══ Stored data

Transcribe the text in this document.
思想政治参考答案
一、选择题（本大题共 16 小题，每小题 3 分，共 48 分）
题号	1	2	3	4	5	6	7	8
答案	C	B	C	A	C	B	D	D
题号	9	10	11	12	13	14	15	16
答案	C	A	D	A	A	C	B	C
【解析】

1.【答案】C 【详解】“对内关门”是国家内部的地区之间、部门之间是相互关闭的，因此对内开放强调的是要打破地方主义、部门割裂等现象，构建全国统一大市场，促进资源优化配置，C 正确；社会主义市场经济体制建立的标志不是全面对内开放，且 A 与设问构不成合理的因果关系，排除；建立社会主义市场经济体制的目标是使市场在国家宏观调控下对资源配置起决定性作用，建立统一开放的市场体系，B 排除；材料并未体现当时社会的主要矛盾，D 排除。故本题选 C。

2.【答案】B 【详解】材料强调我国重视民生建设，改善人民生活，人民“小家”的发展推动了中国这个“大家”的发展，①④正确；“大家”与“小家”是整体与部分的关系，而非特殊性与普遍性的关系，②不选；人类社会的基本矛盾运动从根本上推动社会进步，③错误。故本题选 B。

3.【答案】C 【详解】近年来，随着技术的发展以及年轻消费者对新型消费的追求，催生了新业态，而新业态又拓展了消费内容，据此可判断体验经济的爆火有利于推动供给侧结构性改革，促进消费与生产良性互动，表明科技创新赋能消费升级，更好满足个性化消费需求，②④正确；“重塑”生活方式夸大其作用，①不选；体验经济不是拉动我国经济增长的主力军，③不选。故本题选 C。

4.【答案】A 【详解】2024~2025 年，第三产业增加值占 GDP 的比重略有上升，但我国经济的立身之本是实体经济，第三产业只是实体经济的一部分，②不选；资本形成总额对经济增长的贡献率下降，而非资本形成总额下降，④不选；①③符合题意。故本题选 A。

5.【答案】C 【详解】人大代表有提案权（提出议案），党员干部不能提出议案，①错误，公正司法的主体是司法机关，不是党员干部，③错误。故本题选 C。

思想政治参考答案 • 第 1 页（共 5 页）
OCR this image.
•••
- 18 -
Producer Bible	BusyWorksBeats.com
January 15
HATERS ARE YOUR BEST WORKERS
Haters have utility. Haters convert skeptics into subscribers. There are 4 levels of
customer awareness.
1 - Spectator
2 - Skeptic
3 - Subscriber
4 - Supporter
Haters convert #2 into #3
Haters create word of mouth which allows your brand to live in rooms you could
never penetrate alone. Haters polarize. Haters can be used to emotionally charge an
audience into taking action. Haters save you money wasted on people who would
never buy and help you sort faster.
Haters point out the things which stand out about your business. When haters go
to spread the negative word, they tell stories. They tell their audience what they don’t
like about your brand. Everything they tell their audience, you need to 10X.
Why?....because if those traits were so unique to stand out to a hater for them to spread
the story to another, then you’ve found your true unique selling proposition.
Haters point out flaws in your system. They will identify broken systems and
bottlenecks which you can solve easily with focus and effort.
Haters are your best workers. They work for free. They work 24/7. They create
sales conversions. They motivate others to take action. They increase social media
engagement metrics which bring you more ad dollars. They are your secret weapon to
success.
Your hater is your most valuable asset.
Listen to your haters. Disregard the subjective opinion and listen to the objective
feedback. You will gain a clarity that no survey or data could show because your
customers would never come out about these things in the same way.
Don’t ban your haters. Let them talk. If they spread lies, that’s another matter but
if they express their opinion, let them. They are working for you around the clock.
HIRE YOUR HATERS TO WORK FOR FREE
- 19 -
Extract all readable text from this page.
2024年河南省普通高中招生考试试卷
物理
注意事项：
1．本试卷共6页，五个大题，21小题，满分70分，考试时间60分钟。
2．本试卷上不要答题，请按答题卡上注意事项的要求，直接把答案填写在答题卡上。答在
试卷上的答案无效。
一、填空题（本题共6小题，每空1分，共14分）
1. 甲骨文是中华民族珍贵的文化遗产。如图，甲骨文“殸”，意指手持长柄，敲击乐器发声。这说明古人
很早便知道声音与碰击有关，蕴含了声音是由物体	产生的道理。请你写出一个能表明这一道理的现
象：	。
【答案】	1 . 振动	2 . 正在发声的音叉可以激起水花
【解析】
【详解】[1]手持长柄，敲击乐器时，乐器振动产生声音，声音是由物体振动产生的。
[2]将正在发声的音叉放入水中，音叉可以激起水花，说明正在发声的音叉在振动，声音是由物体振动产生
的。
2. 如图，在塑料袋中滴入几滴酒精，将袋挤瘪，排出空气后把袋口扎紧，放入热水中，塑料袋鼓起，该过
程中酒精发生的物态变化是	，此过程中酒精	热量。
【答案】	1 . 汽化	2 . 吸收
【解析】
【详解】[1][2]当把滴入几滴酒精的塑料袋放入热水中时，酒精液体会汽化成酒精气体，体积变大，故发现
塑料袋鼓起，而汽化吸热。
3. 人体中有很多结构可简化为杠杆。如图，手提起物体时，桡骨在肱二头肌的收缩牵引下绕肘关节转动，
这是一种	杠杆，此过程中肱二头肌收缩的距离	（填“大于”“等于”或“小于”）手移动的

════

Look for the word "because" and return every line where it occurs.

**Expected answer:**
Why?....because if those traits were so unique to stand out to a hater for them to spread
feedback. You will gain a clarity that no survey or data could show because your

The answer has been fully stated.